§ CHALLENGE
Whenever a line contains the string "name", copy it out of the entries.

§ LISTED ENTRIES
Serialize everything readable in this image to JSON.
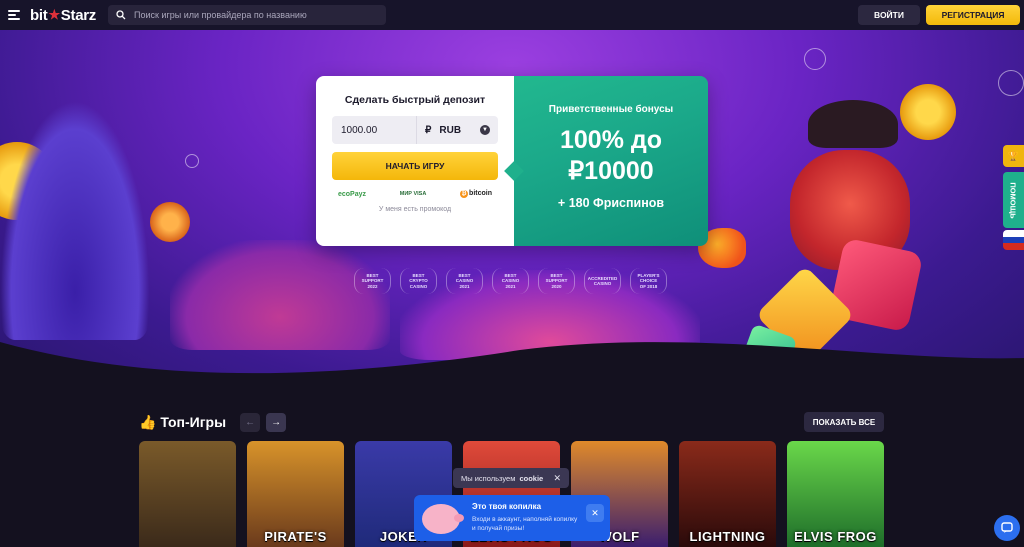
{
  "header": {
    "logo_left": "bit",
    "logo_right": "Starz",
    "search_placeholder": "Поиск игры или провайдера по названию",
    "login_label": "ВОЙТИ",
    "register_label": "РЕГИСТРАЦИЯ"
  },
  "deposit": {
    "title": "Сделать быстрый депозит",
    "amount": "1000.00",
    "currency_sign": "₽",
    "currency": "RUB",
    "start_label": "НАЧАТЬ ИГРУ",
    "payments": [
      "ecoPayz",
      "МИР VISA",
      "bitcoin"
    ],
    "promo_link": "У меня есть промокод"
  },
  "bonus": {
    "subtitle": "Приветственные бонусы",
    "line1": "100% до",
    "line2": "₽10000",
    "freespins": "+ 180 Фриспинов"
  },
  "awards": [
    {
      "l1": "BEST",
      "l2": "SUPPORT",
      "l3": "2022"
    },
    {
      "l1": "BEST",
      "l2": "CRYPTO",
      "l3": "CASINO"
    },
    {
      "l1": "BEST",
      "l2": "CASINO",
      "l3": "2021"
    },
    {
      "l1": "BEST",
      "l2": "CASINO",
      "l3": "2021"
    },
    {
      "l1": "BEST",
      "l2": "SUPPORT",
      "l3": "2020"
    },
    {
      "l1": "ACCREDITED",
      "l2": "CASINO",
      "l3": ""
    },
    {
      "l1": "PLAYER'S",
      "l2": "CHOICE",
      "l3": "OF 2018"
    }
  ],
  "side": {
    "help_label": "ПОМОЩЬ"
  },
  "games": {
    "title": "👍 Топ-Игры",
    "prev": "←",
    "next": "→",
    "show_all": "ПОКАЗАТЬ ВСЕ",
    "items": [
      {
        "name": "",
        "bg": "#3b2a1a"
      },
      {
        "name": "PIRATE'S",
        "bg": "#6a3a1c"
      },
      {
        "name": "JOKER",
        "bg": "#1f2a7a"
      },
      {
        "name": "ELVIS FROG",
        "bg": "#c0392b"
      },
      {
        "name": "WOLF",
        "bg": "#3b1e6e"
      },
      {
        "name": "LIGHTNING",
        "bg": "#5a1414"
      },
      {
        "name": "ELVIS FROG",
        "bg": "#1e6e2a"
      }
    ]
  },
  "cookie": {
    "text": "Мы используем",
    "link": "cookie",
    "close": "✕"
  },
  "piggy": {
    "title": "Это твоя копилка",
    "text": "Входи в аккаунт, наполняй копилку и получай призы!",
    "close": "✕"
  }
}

§ ANSWER TO THE PROBLEM
        "name": "",
        "name": "PIRATE'S",
        "name": "JOKER",
        "name": "ELVIS FROG",
        "name": "WOLF",
        "name": "LIGHTNING",
        "name": "ELVIS FROG",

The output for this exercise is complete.